** start Task inputs **
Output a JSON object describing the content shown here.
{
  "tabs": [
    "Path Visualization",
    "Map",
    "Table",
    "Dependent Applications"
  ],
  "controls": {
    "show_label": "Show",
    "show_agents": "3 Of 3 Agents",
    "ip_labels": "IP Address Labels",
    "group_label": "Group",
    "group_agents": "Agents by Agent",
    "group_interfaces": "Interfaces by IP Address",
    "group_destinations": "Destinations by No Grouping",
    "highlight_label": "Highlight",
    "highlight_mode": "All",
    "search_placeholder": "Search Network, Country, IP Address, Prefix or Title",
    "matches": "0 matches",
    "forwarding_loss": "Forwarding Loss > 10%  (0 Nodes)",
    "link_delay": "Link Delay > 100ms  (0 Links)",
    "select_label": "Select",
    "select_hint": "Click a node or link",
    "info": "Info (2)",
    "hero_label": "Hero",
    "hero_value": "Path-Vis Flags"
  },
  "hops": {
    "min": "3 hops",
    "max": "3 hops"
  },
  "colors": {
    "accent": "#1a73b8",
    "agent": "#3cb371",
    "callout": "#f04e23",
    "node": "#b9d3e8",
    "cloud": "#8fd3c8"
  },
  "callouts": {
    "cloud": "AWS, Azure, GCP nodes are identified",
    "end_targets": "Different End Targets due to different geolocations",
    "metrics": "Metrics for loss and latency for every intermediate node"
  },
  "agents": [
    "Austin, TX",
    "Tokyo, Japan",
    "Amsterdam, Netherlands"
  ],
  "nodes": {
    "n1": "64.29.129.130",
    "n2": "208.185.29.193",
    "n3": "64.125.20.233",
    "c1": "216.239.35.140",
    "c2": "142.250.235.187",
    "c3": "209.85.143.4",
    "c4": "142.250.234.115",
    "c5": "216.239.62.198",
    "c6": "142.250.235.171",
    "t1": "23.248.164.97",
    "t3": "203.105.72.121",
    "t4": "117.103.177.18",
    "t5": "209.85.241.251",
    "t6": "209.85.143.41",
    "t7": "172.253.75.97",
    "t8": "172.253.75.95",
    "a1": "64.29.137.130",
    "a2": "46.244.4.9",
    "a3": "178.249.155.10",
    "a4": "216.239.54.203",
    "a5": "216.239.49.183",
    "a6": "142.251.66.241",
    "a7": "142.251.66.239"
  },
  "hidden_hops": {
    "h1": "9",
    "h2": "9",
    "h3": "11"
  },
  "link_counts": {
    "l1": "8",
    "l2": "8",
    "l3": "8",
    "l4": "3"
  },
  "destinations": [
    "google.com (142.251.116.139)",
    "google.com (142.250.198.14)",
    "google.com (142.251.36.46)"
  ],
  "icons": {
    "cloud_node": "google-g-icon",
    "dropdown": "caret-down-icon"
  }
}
** end Task inputs **
» **Stated problem**
Retype the whole listing, matching it exactly.

» **Solution to the exercise**
Output a JSON object describing the content shown here.
{
  "tabs": [
    "Path Visualization",
    "Map",
    "Table",
    "Dependent Applications"
  ],
  "controls": {
    "show_label": "Show",
    "show_agents": "3 Of 3 Agents",
    "ip_labels": "IP Address Labels",
    "group_label": "Group",
    "group_agents": "Agents by Agent",
    "group_interfaces": "Interfaces by IP Address",
    "group_destinations": "Destinations by No Grouping",
    "highlight_label": "Highlight",
    "highlight_mode": "All",
    "search_placeholder": "Search Network, Country, IP Address, Prefix or Title",
    "matches": "0 matches",
    "forwarding_loss": "Forwarding Loss > 10%  (0 Nodes)",
    "link_delay": "Link Delay > 100ms  (0 Links)",
    "select_label": "Select",
    "select_hint": "Click a node or link",
    "info": "Info (2)",
    "hero_label": "Hero",
    "hero_value": "Path-Vis Flags"
  },
  "hops": {
    "min": "3 hops",
    "max": "3 hops"
  },
  "colors": {
    "accent": "#1a73b8",
    "agent": "#3cb371",
    "callout": "#f04e23",
    "node": "#b9d3e8",
    "cloud": "#8fd3c8"
  },
  "callouts": {
    "cloud": "AWS, Azure, GCP nodes are identified",
    "end_targets": "Different End Targets due to different geolocations",
    "metrics": "Metrics for loss and latency for every intermediate node"
  },
  "agents": [
    "Austin, TX",
    "Tokyo, Japan",
    "Amsterdam, Netherlands"
  ],
  "nodes": {
    "n1": "64.29.129.130",
    "n2": "208.185.29.193",
    "n3": "64.125.20.233",
    "c1": "216.239.35.140",
    "c2": "142.250.235.187",
    "c3": "209.85.143.4",
    "c4": "142.250.234.115",
    "c5": "216.239.62.198",
    "c6": "142.250.235.171",
    "t1": "23.248.164.97",
    "t3": "203.105.72.121",
    "t4": "117.103.177.18",
    "t5": "209.85.241.251",
    "t6": "209.85.143.41",
    "t7": "172.253.75.97",
    "t8": "172.253.75.95",
    "a1": "64.29.137.130",
    "a2": "46.244.4.9",
    "a3": "178.249.155.10",
    "a4": "216.239.54.203",
    "a5": "216.239.49.183",
    "a6": "142.251.66.241",
    "a7": "142.251.66.239"
  },
  "hidden_hops": {
    "h1": "9",
    "h2": "9",
    "h3": "11"
  },
  "link_counts": {
    "l1": "8",
    "l2": "8",
    "l3": "8",
    "l4": "3"
  },
  "destinations": [
    "google.com (142.251.116.139)",
    "google.com (142.250.198.14)",
    "google.com (142.251.36.46)"
  ],
  "icons": {
    "cloud_node": "google-g-icon",
    "dropdown": "caret-down-icon"
  }
}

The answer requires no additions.